Write every line of the material out exactly as shown.
====== Data for this task ======
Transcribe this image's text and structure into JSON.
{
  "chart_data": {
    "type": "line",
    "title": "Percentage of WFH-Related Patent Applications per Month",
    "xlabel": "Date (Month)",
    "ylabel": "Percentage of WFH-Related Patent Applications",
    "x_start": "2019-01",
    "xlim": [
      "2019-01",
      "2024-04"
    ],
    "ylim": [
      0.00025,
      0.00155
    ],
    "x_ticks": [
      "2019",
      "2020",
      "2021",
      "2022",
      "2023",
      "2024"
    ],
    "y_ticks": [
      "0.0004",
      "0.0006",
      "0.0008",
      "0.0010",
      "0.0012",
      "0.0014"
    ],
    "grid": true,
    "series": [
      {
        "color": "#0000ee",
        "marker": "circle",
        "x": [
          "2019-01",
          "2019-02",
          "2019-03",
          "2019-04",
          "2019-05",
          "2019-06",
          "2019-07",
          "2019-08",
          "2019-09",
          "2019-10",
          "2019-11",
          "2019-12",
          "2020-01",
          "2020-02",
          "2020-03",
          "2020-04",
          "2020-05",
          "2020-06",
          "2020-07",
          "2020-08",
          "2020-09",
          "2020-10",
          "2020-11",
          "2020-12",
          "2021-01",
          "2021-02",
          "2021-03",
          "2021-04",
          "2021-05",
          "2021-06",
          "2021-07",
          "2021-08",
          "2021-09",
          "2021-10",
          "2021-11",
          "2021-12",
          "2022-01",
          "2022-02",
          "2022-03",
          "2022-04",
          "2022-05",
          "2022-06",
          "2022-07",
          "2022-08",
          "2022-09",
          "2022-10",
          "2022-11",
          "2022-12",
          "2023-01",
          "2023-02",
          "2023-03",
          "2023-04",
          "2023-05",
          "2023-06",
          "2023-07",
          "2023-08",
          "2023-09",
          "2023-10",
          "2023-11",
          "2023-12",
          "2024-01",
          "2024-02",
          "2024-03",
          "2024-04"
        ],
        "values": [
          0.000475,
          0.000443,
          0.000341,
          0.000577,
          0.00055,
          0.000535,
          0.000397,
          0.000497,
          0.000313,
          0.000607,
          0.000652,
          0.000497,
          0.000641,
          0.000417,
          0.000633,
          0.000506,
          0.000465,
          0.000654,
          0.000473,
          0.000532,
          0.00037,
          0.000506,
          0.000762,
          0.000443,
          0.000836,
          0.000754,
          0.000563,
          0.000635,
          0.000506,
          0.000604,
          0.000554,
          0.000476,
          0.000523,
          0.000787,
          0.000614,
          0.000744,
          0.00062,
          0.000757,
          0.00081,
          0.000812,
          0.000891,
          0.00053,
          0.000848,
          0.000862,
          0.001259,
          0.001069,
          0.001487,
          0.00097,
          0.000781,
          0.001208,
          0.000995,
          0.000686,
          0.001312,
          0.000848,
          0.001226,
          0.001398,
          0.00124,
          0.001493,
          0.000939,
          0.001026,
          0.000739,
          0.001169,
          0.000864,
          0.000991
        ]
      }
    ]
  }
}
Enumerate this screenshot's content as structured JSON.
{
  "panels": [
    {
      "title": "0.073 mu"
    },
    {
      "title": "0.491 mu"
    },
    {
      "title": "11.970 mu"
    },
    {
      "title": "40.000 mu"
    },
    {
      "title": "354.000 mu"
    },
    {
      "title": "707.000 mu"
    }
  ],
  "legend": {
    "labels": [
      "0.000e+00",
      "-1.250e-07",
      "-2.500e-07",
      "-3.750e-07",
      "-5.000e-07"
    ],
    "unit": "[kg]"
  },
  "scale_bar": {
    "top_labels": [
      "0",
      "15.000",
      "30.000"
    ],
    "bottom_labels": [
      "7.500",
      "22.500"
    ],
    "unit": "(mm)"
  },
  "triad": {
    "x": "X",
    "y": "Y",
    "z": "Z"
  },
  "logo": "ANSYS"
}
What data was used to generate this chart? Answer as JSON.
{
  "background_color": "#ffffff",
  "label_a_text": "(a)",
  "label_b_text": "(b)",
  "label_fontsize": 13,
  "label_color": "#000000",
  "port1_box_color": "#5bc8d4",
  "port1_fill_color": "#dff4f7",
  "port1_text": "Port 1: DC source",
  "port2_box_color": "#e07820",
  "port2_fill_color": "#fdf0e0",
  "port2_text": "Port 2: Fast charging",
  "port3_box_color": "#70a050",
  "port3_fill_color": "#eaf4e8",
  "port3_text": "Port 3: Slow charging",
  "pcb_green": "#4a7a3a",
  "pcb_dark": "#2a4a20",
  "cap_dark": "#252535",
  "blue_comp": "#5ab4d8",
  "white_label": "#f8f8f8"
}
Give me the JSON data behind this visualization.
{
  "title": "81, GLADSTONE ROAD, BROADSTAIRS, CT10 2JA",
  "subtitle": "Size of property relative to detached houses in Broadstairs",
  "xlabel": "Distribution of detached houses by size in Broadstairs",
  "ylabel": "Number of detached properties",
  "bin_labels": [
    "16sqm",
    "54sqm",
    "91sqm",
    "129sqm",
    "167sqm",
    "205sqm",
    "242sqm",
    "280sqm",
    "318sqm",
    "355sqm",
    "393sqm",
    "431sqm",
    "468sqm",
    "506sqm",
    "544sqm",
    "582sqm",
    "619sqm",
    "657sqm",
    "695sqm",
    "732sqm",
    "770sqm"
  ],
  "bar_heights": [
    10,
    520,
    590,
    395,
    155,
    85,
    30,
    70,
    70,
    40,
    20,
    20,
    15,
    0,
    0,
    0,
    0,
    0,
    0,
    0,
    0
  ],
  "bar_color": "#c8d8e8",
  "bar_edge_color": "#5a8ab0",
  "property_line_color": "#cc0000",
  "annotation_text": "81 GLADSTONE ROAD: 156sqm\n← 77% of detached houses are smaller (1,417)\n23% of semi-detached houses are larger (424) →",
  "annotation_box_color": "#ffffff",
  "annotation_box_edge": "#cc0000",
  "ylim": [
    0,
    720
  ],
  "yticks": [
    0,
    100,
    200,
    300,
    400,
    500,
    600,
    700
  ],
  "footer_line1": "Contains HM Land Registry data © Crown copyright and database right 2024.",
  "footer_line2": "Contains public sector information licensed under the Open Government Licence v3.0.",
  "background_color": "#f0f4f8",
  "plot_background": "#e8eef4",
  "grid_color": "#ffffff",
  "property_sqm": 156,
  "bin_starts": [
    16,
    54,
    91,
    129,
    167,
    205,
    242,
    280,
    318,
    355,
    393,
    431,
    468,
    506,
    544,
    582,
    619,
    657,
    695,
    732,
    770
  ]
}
======
• Finished exercise
Transcribe this image's text and structure into JSON.
{
  "chart_data": {
    "type": "line",
    "title": "Percentage of WFH-Related Patent Applications per Month",
    "xlabel": "Date (Month)",
    "ylabel": "Percentage of WFH-Related Patent Applications",
    "x_start": "2019-01",
    "xlim": [
      "2019-01",
      "2024-04"
    ],
    "ylim": [
      0.00025,
      0.00155
    ],
    "x_ticks": [
      "2019",
      "2020",
      "2021",
      "2022",
      "2023",
      "2024"
    ],
    "y_ticks": [
      "0.0004",
      "0.0006",
      "0.0008",
      "0.0010",
      "0.0012",
      "0.0014"
    ],
    "grid": true,
    "series": [
      {
        "color": "#0000ee",
        "marker": "circle",
        "x": [
          "2019-01",
          "2019-02",
          "2019-03",
          "2019-04",
          "2019-05",
          "2019-06",
          "2019-07",
          "2019-08",
          "2019-09",
          "2019-10",
          "2019-11",
          "2019-12",
          "2020-01",
          "2020-02",
          "2020-03",
          "2020-04",
          "2020-05",
          "2020-06",
          "2020-07",
          "2020-08",
          "2020-09",
          "2020-10",
          "2020-11",
          "2020-12",
          "2021-01",
          "2021-02",
          "2021-03",
          "2021-04",
          "2021-05",
          "2021-06",
          "2021-07",
          "2021-08",
          "2021-09",
          "2021-10",
          "2021-11",
          "2021-12",
          "2022-01",
          "2022-02",
          "2022-03",
          "2022-04",
          "2022-05",
          "2022-06",
          "2022-07",
          "2022-08",
          "2022-09",
          "2022-10",
          "2022-11",
          "2022-12",
          "2023-01",
          "2023-02",
          "2023-03",
          "2023-04",
          "2023-05",
          "2023-06",
          "2023-07",
          "2023-08",
          "2023-09",
          "2023-10",
          "2023-11",
          "2023-12",
          "2024-01",
          "2024-02",
          "2024-03",
          "2024-04"
        ],
        "values": [
          0.000475,
          0.000443,
          0.000341,
          0.000577,
          0.00055,
          0.000535,
          0.000397,
          0.000497,
          0.000313,
          0.000607,
          0.000652,
          0.000497,
          0.000641,
          0.000417,
          0.000633,
          0.000506,
          0.000465,
          0.000654,
          0.000473,
          0.000532,
          0.00037,
          0.000506,
          0.000762,
          0.000443,
          0.000836,
          0.000754,
          0.000563,
          0.000635,
          0.000506,
          0.000604,
          0.000554,
          0.000476,
          0.000523,
          0.000787,
          0.000614,
          0.000744,
          0.00062,
          0.000757,
          0.00081,
          0.000812,
          0.000891,
          0.00053,
          0.000848,
          0.000862,
          0.001259,
          0.001069,
          0.001487,
          0.00097,
          0.000781,
          0.001208,
          0.000995,
          0.000686,
          0.001312,
          0.000848,
          0.001226,
          0.001398,
          0.00124,
          0.001493,
          0.000939,
          0.001026,
          0.000739,
          0.001169,
          0.000864,
          0.000991
        ]
      }
    ]
  }
}
Enumerate this screenshot's content as structured JSON.
{
  "panels": [
    {
      "title": "0.073 mu"
    },
    {
      "title": "0.491 mu"
    },
    {
      "title": "11.970 mu"
    },
    {
      "title": "40.000 mu"
    },
    {
      "title": "354.000 mu"
    },
    {
      "title": "707.000 mu"
    }
  ],
  "legend": {
    "labels": [
      "0.000e+00",
      "-1.250e-07",
      "-2.500e-07",
      "-3.750e-07",
      "-5.000e-07"
    ],
    "unit": "[kg]"
  },
  "scale_bar": {
    "top_labels": [
      "0",
      "15.000",
      "30.000"
    ],
    "bottom_labels": [
      "7.500",
      "22.500"
    ],
    "unit": "(mm)"
  },
  "triad": {
    "x": "X",
    "y": "Y",
    "z": "Z"
  },
  "logo": "ANSYS"
}
What data was used to generate this chart? Answer as JSON.
{
  "background_color": "#ffffff",
  "label_a_text": "(a)",
  "label_b_text": "(b)",
  "label_fontsize": 13,
  "label_color": "#000000",
  "port1_box_color": "#5bc8d4",
  "port1_fill_color": "#dff4f7",
  "port1_text": "Port 1: DC source",
  "port2_box_color": "#e07820",
  "port2_fill_color": "#fdf0e0",
  "port2_text": "Port 2: Fast charging",
  "port3_box_color": "#70a050",
  "port3_fill_color": "#eaf4e8",
  "port3_text": "Port 3: Slow charging",
  "pcb_green": "#4a7a3a",
  "pcb_dark": "#2a4a20",
  "cap_dark": "#252535",
  "blue_comp": "#5ab4d8",
  "white_label": "#f8f8f8"
}
Give me the JSON data behind this visualization.
{
  "title": "81, GLADSTONE ROAD, BROADSTAIRS, CT10 2JA",
  "subtitle": "Size of property relative to detached houses in Broadstairs",
  "xlabel": "Distribution of detached houses by size in Broadstairs",
  "ylabel": "Number of detached properties",
  "bin_labels": [
    "16sqm",
    "54sqm",
    "91sqm",
    "129sqm",
    "167sqm",
    "205sqm",
    "242sqm",
    "280sqm",
    "318sqm",
    "355sqm",
    "393sqm",
    "431sqm",
    "468sqm",
    "506sqm",
    "544sqm",
    "582sqm",
    "619sqm",
    "657sqm",
    "695sqm",
    "732sqm",
    "770sqm"
  ],
  "bar_heights": [
    10,
    520,
    590,
    395,
    155,
    85,
    30,
    70,
    70,
    40,
    20,
    20,
    15,
    0,
    0,
    0,
    0,
    0,
    0,
    0,
    0
  ],
  "bar_color": "#c8d8e8",
  "bar_edge_color": "#5a8ab0",
  "property_line_color": "#cc0000",
  "annotation_text": "81 GLADSTONE ROAD: 156sqm\n← 77% of detached houses are smaller (1,417)\n23% of semi-detached houses are larger (424) →",
  "annotation_box_color": "#ffffff",
  "annotation_box_edge": "#cc0000",
  "ylim": [
    0,
    720
  ],
  "yticks": [
    0,
    100,
    200,
    300,
    400,
    500,
    600,
    700
  ],
  "footer_line1": "Contains HM Land Registry data © Crown copyright and database right 2024.",
  "footer_line2": "Contains public sector information licensed under the Open Government Licence v3.0.",
  "background_color": "#f0f4f8",
  "plot_background": "#e8eef4",
  "grid_color": "#ffffff",
  "property_sqm": 156,
  "bin_starts": [
    16,
    54,
    91,
    129,
    167,
    205,
    242,
    280,
    318,
    355,
    393,
    431,
    468,
    506,
    544,
    582,
    619,
    657,
    695,
    732,
    770
  ]
}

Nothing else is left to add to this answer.